Exercise directions - Pull out every line below that holds the word "Over".

Given entries -
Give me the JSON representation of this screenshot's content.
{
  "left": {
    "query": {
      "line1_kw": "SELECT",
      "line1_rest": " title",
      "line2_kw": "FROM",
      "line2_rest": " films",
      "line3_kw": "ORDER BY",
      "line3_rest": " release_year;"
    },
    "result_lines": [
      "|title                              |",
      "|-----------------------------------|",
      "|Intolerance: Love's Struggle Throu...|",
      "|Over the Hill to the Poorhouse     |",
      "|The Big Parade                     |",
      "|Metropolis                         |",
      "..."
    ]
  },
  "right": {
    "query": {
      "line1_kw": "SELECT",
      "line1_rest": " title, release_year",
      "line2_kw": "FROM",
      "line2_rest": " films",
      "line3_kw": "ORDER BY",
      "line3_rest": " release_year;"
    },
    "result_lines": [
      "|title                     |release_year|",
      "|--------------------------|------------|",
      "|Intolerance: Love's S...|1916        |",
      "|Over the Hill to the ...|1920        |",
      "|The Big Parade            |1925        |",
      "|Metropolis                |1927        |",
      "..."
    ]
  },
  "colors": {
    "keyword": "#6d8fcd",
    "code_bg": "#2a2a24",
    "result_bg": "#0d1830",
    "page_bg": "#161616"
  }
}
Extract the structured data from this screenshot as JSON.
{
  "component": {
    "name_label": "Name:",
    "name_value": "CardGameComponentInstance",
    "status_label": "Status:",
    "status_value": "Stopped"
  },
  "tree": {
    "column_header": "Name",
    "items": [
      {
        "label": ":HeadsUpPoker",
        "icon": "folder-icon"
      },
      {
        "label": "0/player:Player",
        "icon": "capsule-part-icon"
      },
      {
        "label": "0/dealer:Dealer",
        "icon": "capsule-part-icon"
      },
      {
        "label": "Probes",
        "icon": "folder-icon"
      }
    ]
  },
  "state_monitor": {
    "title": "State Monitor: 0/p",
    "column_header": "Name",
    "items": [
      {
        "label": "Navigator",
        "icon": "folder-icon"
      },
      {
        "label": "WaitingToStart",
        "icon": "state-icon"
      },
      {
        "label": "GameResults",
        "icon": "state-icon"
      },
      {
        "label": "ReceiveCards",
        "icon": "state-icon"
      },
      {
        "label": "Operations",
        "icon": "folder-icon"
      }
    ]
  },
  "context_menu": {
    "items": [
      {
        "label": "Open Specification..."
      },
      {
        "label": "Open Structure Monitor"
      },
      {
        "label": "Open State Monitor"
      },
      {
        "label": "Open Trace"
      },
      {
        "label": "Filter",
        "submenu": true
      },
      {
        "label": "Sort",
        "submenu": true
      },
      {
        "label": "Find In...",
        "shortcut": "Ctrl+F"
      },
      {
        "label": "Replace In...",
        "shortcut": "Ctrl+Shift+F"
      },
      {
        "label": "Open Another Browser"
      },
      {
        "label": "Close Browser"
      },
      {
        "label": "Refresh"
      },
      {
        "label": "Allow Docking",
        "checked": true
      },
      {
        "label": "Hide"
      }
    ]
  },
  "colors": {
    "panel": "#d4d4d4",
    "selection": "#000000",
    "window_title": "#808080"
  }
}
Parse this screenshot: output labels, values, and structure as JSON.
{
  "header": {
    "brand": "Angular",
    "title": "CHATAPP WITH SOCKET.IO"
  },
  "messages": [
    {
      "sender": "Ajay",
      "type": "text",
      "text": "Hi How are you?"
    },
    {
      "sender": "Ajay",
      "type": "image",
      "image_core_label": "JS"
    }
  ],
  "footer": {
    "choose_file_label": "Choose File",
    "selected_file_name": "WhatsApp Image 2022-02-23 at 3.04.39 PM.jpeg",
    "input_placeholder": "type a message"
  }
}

Completed task -
      "|Over the Hill to the Poorhouse     |",
      "|Over the Hill to the ...|1920        |",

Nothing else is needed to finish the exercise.